#### Problem
Repeat the records exactly. Every line must match.

#### Dataset extract

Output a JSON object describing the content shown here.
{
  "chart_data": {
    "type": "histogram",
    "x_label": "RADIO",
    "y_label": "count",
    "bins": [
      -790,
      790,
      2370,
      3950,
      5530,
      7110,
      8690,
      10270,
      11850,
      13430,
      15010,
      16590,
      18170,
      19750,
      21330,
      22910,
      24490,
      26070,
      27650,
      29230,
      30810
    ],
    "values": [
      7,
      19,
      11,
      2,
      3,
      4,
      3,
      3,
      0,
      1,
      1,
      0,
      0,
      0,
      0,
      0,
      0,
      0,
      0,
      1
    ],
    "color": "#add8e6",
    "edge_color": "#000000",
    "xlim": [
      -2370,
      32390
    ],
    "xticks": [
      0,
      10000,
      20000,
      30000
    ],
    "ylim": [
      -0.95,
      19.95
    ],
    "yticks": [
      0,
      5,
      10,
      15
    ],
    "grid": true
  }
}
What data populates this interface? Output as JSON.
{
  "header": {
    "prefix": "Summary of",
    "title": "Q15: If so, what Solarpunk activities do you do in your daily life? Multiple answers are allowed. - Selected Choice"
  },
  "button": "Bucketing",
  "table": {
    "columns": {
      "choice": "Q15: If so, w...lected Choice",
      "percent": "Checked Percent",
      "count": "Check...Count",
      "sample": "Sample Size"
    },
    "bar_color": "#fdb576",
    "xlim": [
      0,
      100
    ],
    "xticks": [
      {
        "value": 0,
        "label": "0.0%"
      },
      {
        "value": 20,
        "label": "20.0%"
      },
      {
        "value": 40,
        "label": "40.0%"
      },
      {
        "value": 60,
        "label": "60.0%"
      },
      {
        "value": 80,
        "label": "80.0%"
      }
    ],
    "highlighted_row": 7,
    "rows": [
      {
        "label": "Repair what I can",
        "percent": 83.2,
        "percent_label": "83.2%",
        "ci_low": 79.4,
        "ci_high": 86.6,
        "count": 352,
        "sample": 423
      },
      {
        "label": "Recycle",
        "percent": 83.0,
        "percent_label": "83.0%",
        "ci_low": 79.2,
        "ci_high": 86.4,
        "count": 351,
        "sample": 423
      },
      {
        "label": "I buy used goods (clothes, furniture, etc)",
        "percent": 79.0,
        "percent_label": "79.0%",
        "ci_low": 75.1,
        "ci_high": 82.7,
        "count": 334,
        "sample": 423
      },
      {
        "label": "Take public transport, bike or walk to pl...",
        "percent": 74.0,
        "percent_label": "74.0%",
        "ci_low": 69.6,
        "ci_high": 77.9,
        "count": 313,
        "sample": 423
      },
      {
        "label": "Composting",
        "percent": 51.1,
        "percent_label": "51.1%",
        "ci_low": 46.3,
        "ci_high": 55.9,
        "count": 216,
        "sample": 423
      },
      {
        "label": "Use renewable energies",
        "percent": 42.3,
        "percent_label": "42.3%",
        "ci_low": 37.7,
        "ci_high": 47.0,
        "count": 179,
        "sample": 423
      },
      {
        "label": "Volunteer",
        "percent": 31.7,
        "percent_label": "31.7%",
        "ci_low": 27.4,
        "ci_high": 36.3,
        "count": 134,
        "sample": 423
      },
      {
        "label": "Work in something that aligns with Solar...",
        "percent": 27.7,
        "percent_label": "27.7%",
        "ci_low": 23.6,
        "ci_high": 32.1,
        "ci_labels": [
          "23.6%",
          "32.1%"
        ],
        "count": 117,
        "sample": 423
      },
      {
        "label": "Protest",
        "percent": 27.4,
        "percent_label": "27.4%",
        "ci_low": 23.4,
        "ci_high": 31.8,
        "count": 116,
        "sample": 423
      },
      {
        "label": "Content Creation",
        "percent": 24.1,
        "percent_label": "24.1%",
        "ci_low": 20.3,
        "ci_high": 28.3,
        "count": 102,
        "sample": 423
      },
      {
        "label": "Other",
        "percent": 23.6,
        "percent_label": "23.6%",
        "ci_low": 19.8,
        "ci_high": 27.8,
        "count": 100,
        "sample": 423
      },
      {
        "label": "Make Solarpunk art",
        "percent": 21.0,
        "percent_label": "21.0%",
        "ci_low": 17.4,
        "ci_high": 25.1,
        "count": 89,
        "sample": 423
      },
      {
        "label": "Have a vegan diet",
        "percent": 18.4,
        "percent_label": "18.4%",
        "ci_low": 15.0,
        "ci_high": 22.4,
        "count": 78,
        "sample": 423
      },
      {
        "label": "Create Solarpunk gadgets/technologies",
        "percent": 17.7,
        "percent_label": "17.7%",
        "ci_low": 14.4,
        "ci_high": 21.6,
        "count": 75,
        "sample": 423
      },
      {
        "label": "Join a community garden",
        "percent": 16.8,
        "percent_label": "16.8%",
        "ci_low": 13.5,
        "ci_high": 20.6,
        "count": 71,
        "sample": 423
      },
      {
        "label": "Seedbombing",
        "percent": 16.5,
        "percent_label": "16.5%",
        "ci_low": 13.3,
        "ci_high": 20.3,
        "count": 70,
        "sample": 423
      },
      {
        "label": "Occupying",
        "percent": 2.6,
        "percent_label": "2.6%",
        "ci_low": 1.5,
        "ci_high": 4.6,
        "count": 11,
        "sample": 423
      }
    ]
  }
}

#### Solution
Output a JSON object describing the content shown here.
{
  "chart_data": {
    "type": "histogram",
    "x_label": "RADIO",
    "y_label": "count",
    "bins": [
      -790,
      790,
      2370,
      3950,
      5530,
      7110,
      8690,
      10270,
      11850,
      13430,
      15010,
      16590,
      18170,
      19750,
      21330,
      22910,
      24490,
      26070,
      27650,
      29230,
      30810
    ],
    "values": [
      7,
      19,
      11,
      2,
      3,
      4,
      3,
      3,
      0,
      1,
      1,
      0,
      0,
      0,
      0,
      0,
      0,
      0,
      0,
      1
    ],
    "color": "#add8e6",
    "edge_color": "#000000",
    "xlim": [
      -2370,
      32390
    ],
    "xticks": [
      0,
      10000,
      20000,
      30000
    ],
    "ylim": [
      -0.95,
      19.95
    ],
    "yticks": [
      0,
      5,
      10,
      15
    ],
    "grid": true
  }
}
What data populates this interface? Output as JSON.
{
  "header": {
    "prefix": "Summary of",
    "title": "Q15: If so, what Solarpunk activities do you do in your daily life? Multiple answers are allowed. - Selected Choice"
  },
  "button": "Bucketing",
  "table": {
    "columns": {
      "choice": "Q15: If so, w...lected Choice",
      "percent": "Checked Percent",
      "count": "Check...Count",
      "sample": "Sample Size"
    },
    "bar_color": "#fdb576",
    "xlim": [
      0,
      100
    ],
    "xticks": [
      {
        "value": 0,
        "label": "0.0%"
      },
      {
        "value": 20,
        "label": "20.0%"
      },
      {
        "value": 40,
        "label": "40.0%"
      },
      {
        "value": 60,
        "label": "60.0%"
      },
      {
        "value": 80,
        "label": "80.0%"
      }
    ],
    "highlighted_row": 7,
    "rows": [
      {
        "label": "Repair what I can",
        "percent": 83.2,
        "percent_label": "83.2%",
        "ci_low": 79.4,
        "ci_high": 86.6,
        "count": 352,
        "sample": 423
      },
      {
        "label": "Recycle",
        "percent": 83.0,
        "percent_label": "83.0%",
        "ci_low": 79.2,
        "ci_high": 86.4,
        "count": 351,
        "sample": 423
      },
      {
        "label": "I buy used goods (clothes, furniture, etc)",
        "percent": 79.0,
        "percent_label": "79.0%",
        "ci_low": 75.1,
        "ci_high": 82.7,
        "count": 334,
        "sample": 423
      },
      {
        "label": "Take public transport, bike or walk to pl...",
        "percent": 74.0,
        "percent_label": "74.0%",
        "ci_low": 69.6,
        "ci_high": 77.9,
        "count": 313,
        "sample": 423
      },
      {
        "label": "Composting",
        "percent": 51.1,
        "percent_label": "51.1%",
        "ci_low": 46.3,
        "ci_high": 55.9,
        "count": 216,
        "sample": 423
      },
      {
        "label": "Use renewable energies",
        "percent": 42.3,
        "percent_label": "42.3%",
        "ci_low": 37.7,
        "ci_high": 47.0,
        "count": 179,
        "sample": 423
      },
      {
        "label": "Volunteer",
        "percent": 31.7,
        "percent_label": "31.7%",
        "ci_low": 27.4,
        "ci_high": 36.3,
        "count": 134,
        "sample": 423
      },
      {
        "label": "Work in something that aligns with Solar...",
        "percent": 27.7,
        "percent_label": "27.7%",
        "ci_low": 23.6,
        "ci_high": 32.1,
        "ci_labels": [
          "23.6%",
          "32.1%"
        ],
        "count": 117,
        "sample": 423
      },
      {
        "label": "Protest",
        "percent": 27.4,
        "percent_label": "27.4%",
        "ci_low": 23.4,
        "ci_high": 31.8,
        "count": 116,
        "sample": 423
      },
      {
        "label": "Content Creation",
        "percent": 24.1,
        "percent_label": "24.1%",
        "ci_low": 20.3,
        "ci_high": 28.3,
        "count": 102,
        "sample": 423
      },
      {
        "label": "Other",
        "percent": 23.6,
        "percent_label": "23.6%",
        "ci_low": 19.8,
        "ci_high": 27.8,
        "count": 100,
        "sample": 423
      },
      {
        "label": "Make Solarpunk art",
        "percent": 21.0,
        "percent_label": "21.0%",
        "ci_low": 17.4,
        "ci_high": 25.1,
        "count": 89,
        "sample": 423
      },
      {
        "label": "Have a vegan diet",
        "percent": 18.4,
        "percent_label": "18.4%",
        "ci_low": 15.0,
        "ci_high": 22.4,
        "count": 78,
        "sample": 423
      },
      {
        "label": "Create Solarpunk gadgets/technologies",
        "percent": 17.7,
        "percent_label": "17.7%",
        "ci_low": 14.4,
        "ci_high": 21.6,
        "count": 75,
        "sample": 423
      },
      {
        "label": "Join a community garden",
        "percent": 16.8,
        "percent_label": "16.8%",
        "ci_low": 13.5,
        "ci_high": 20.6,
        "count": 71,
        "sample": 423
      },
      {
        "label": "Seedbombing",
        "percent": 16.5,
        "percent_label": "16.5%",
        "ci_low": 13.3,
        "ci_high": 20.3,
        "count": 70,
        "sample": 423
      },
      {
        "label": "Occupying",
        "percent": 2.6,
        "percent_label": "2.6%",
        "ci_low": 1.5,
        "ci_high": 4.6,
        "count": 11,
        "sample": 423
      }
    ]
  }
}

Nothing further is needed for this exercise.